What follows is a listing to be transcribed exactly.
### DATA ENTRIES
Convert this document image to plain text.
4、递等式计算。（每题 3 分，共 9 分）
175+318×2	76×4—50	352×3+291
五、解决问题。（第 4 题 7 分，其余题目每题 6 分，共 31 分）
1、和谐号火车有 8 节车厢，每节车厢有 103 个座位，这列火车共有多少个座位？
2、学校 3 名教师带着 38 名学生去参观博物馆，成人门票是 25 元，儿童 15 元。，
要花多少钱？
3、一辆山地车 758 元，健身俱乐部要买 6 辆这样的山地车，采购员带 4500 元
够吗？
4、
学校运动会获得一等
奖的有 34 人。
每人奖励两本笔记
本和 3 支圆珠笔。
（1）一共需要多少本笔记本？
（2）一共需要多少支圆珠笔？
######
THE COMPLETED TASK —
Convert this document image to plain text.
4、递等式计算。（每题 3 分，共 9 分）
175+318×2	76×4—50	352×3+291
五、解决问题。（第 4 题 7 分，其余题目每题 6 分，共 31 分）
1、和谐号火车有 8 节车厢，每节车厢有 103 个座位，这列火车共有多少个座位？
2、学校 3 名教师带着 38 名学生去参观博物馆，成人门票是 25 元，儿童 15 元。，
要花多少钱？
3、一辆山地车 758 元，健身俱乐部要买 6 辆这样的山地车，采购员带 4500 元
够吗？
4、
学校运动会获得一等
奖的有 34 人。
每人奖励两本笔记
本和 3 支圆珠笔。
（1）一共需要多少本笔记本？
（2）一共需要多少支圆珠笔？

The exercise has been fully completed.